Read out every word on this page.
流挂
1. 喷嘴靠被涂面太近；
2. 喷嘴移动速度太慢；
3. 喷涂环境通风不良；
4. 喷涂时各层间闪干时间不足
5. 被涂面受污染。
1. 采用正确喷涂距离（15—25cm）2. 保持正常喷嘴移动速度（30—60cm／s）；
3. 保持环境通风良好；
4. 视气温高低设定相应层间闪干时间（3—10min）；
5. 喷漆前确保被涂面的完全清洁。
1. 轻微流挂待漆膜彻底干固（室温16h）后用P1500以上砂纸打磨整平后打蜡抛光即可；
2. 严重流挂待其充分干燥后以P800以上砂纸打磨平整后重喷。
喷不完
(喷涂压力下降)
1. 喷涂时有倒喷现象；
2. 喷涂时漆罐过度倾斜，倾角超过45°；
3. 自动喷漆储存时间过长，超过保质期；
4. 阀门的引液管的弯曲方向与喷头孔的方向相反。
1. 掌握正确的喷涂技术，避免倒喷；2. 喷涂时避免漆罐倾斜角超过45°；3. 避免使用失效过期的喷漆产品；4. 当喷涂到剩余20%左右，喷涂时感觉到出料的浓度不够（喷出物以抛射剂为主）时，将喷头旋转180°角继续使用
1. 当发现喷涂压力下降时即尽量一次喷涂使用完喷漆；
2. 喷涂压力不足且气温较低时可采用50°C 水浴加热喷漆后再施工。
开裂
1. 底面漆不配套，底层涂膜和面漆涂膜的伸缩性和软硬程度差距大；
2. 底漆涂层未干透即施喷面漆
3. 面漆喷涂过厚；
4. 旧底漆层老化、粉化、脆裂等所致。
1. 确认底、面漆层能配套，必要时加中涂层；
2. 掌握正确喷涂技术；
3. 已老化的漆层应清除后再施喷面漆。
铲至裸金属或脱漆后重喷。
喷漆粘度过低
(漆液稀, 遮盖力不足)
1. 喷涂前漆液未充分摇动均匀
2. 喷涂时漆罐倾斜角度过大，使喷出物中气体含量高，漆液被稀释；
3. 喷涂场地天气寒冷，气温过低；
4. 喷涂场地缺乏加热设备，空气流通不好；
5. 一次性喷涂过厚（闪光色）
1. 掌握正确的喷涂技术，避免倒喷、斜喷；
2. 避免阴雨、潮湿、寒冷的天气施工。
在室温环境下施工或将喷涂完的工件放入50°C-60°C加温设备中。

+===+

**Problem requirements**
Output the records verbatim, from the first line to the last.

**Full answer**
Read out every word on this page.
流挂
1. 喷嘴靠被涂面太近；
2. 喷嘴移动速度太慢；
3. 喷涂环境通风不良；
4. 喷涂时各层间闪干时间不足
5. 被涂面受污染。
1. 采用正确喷涂距离（15—25cm）2. 保持正常喷嘴移动速度（30—60cm／s）；
3. 保持环境通风良好；
4. 视气温高低设定相应层间闪干时间（3—10min）；
5. 喷漆前确保被涂面的完全清洁。
1. 轻微流挂待漆膜彻底干固（室温16h）后用P1500以上砂纸打磨整平后打蜡抛光即可；
2. 严重流挂待其充分干燥后以P800以上砂纸打磨平整后重喷。
喷不完
(喷涂压力下降)
1. 喷涂时有倒喷现象；
2. 喷涂时漆罐过度倾斜，倾角超过45°；
3. 自动喷漆储存时间过长，超过保质期；
4. 阀门的引液管的弯曲方向与喷头孔的方向相反。
1. 掌握正确的喷涂技术，避免倒喷；2. 喷涂时避免漆罐倾斜角超过45°；3. 避免使用失效过期的喷漆产品；4. 当喷涂到剩余20%左右，喷涂时感觉到出料的浓度不够（喷出物以抛射剂为主）时，将喷头旋转180°角继续使用
1. 当发现喷涂压力下降时即尽量一次喷涂使用完喷漆；
2. 喷涂压力不足且气温较低时可采用50°C 水浴加热喷漆后再施工。
开裂
1. 底面漆不配套，底层涂膜和面漆涂膜的伸缩性和软硬程度差距大；
2. 底漆涂层未干透即施喷面漆
3. 面漆喷涂过厚；
4. 旧底漆层老化、粉化、脆裂等所致。
1. 确认底、面漆层能配套，必要时加中涂层；
2. 掌握正确喷涂技术；
3. 已老化的漆层应清除后再施喷面漆。
铲至裸金属或脱漆后重喷。
喷漆粘度过低
(漆液稀, 遮盖力不足)
1. 喷涂前漆液未充分摇动均匀
2. 喷涂时漆罐倾斜角度过大，使喷出物中气体含量高，漆液被稀释；
3. 喷涂场地天气寒冷，气温过低；
4. 喷涂场地缺乏加热设备，空气流通不好；
5. 一次性喷涂过厚（闪光色）
1. 掌握正确的喷涂技术，避免倒喷、斜喷；
2. 避免阴雨、潮湿、寒冷的天气施工。
在室温环境下施工或将喷涂完的工件放入50°C-60°C加温设备中。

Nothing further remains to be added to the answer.